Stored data
————————

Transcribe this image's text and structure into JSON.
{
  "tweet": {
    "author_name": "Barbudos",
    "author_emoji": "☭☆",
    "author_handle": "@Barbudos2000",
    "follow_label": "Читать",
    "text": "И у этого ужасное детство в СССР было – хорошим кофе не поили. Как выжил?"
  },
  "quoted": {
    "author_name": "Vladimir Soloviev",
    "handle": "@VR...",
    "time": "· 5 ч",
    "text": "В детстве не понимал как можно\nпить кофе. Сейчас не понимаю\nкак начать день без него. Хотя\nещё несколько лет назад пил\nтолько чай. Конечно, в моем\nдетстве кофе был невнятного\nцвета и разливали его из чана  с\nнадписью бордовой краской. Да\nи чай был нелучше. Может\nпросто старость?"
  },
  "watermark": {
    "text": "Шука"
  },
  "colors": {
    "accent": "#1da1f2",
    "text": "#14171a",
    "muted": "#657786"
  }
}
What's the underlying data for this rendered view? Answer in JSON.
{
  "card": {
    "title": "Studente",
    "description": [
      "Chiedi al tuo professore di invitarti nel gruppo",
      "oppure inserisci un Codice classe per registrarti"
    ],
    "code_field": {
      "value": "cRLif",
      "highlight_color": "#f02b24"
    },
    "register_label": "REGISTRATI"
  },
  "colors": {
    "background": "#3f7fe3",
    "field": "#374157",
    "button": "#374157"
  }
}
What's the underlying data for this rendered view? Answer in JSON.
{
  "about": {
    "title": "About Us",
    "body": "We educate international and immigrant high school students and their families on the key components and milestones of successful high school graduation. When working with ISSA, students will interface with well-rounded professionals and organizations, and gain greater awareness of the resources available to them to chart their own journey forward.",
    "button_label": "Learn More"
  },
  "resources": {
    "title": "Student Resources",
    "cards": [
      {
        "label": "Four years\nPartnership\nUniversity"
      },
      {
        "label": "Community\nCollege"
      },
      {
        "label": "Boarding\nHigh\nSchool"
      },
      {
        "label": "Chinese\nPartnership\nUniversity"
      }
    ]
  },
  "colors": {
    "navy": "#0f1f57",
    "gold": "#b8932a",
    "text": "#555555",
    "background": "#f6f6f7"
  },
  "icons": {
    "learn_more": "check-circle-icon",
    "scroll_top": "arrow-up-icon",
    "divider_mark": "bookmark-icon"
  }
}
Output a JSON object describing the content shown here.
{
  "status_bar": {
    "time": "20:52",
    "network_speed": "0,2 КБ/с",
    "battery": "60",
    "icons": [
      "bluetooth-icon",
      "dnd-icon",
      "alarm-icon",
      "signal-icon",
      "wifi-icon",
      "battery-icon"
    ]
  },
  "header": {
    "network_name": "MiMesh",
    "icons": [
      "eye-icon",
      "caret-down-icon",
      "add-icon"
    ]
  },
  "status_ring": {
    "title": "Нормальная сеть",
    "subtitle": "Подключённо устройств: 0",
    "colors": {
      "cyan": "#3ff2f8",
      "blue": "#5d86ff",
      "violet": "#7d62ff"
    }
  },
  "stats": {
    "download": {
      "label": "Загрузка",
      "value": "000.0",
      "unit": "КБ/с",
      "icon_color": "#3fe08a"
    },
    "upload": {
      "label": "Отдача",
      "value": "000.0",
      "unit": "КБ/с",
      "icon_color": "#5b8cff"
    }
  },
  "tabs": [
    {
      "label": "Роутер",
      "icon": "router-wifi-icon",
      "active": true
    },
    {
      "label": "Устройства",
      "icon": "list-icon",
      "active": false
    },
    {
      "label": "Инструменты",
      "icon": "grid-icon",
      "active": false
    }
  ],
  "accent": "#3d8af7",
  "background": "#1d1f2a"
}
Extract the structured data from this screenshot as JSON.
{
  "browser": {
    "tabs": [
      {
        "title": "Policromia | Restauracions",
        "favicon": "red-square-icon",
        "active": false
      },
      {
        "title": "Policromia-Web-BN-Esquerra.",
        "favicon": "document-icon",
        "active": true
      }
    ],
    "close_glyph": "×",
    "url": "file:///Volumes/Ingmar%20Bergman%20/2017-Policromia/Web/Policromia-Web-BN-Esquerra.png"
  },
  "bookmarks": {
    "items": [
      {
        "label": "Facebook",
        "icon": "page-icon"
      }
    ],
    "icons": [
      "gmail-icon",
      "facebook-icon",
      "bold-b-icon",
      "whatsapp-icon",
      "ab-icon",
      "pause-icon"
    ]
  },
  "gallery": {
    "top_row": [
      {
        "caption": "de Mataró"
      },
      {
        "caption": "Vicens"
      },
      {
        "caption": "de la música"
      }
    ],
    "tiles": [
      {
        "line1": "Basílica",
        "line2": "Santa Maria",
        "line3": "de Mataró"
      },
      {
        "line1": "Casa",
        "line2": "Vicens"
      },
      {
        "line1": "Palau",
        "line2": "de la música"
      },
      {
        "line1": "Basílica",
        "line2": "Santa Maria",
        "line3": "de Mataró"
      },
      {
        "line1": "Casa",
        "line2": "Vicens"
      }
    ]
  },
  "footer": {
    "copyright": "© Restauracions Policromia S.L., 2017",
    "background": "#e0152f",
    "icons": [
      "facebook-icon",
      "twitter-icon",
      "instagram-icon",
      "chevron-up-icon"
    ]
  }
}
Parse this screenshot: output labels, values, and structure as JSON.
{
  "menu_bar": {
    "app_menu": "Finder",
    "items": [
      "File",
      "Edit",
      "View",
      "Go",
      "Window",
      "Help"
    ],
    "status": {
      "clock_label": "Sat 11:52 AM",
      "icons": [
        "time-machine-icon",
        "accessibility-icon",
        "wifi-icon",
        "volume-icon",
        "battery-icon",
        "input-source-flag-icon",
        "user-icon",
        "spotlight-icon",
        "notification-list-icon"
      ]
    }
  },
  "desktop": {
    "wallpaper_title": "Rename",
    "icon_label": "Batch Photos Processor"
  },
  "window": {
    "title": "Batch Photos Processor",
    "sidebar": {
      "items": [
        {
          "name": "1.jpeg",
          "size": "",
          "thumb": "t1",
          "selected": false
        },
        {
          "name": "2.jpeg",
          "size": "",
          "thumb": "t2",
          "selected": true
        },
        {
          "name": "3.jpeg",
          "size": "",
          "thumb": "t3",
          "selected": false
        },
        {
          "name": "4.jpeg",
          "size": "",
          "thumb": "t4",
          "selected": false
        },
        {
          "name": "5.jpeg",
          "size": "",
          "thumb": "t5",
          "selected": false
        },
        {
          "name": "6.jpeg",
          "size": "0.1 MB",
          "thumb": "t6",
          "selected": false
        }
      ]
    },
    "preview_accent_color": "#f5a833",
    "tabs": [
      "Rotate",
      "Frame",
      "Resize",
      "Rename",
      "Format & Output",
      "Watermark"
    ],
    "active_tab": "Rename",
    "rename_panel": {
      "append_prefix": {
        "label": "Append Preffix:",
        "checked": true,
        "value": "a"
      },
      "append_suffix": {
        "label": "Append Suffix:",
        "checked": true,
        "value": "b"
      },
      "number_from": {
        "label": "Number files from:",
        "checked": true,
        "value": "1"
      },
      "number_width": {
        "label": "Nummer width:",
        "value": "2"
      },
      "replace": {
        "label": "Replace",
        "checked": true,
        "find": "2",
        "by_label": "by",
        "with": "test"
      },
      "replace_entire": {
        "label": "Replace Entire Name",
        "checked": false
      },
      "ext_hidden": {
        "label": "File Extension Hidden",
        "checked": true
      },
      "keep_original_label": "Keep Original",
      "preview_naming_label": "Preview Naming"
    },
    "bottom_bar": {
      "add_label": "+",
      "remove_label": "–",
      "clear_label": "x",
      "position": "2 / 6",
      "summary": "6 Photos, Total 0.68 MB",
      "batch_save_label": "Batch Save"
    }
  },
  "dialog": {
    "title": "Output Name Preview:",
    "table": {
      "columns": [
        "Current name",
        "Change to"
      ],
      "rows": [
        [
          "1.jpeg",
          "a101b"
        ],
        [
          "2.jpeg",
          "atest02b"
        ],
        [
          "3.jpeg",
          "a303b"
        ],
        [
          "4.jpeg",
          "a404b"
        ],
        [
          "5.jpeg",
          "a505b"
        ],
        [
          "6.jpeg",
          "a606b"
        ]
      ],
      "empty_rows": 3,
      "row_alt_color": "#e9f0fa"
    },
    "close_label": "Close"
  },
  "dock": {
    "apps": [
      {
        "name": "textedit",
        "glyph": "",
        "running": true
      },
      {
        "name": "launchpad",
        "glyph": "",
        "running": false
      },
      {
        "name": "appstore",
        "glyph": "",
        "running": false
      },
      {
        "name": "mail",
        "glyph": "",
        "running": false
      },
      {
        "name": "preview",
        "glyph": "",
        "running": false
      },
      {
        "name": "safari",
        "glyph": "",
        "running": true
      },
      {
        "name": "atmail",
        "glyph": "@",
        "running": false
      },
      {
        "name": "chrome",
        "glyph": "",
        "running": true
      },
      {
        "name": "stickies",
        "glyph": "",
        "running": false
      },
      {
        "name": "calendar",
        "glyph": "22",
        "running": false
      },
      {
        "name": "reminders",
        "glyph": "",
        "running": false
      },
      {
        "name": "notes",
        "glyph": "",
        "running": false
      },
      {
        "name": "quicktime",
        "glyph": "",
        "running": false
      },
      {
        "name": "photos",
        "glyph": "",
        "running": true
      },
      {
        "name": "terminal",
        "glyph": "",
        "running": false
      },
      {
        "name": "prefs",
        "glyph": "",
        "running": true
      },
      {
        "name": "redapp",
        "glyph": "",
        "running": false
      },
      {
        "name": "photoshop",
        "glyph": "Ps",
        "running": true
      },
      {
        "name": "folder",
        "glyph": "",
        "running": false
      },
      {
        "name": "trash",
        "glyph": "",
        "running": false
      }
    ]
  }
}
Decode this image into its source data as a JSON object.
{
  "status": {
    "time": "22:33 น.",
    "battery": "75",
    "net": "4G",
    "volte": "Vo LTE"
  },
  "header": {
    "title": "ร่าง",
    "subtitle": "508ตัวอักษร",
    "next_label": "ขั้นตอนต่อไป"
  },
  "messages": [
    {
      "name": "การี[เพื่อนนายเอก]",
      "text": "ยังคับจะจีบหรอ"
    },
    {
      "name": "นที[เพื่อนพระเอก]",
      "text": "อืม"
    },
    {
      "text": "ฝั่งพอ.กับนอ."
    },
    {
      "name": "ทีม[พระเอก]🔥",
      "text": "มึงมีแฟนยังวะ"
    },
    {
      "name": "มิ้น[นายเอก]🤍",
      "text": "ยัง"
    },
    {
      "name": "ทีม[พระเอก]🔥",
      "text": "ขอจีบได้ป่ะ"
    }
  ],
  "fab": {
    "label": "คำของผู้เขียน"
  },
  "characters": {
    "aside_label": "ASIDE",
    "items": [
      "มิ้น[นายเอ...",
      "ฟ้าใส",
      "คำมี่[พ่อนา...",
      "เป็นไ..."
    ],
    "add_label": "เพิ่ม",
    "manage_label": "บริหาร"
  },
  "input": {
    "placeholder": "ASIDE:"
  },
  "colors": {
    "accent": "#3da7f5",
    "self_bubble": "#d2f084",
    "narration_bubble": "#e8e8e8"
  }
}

————————

**OBJECTIVE:**
Each line in the entries above that includes the string "list" should be extracted.

**SOLUTION FOR THIS EXERCISE:**
      "icon": "list-icon",
        "notification-list-icon"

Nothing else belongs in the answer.